_Task instructions_:
In the records that follow, locate every line with "上海某大型互联网企业" and extract it.

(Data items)
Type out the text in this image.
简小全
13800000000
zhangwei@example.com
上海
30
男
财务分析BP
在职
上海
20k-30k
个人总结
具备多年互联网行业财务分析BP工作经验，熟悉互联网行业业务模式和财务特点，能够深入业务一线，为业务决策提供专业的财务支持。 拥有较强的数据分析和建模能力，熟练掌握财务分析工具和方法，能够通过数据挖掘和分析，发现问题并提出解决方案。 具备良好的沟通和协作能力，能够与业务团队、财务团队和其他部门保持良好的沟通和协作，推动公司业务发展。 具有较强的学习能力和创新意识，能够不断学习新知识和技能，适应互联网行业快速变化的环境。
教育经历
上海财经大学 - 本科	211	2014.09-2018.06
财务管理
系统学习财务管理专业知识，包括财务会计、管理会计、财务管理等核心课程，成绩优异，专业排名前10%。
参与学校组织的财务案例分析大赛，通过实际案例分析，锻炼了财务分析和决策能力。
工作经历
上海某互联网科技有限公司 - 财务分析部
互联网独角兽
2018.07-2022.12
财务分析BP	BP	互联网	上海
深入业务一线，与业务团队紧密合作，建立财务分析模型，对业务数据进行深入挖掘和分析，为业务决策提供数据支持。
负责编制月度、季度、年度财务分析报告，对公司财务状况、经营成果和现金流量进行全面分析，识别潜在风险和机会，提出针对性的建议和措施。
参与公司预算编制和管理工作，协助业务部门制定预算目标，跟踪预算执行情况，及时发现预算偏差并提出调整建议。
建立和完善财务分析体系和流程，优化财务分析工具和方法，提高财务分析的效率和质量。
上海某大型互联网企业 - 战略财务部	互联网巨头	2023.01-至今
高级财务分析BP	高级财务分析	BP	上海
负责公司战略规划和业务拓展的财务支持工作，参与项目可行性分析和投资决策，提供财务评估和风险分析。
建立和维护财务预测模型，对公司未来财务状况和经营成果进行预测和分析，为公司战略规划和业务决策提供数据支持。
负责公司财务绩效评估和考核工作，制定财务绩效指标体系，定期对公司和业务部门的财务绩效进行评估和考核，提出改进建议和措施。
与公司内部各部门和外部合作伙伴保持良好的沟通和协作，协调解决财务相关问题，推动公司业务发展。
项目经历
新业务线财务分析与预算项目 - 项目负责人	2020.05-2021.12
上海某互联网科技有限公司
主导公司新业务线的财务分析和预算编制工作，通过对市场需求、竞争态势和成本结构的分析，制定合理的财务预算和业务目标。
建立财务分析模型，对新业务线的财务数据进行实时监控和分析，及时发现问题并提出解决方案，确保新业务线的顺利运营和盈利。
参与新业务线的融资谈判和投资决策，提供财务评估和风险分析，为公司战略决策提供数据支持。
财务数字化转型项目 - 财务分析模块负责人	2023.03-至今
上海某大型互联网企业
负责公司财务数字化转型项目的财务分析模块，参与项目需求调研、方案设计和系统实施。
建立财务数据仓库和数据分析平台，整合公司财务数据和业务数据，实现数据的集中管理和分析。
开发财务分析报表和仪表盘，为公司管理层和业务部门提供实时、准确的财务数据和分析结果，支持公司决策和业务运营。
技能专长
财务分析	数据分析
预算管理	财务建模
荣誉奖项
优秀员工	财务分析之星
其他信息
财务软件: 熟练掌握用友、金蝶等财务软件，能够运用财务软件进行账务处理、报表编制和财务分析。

_Correct response_:
上海某大型互联网企业 - 战略财务部	互联网巨头	2023.01-至今
上海某大型互联网企业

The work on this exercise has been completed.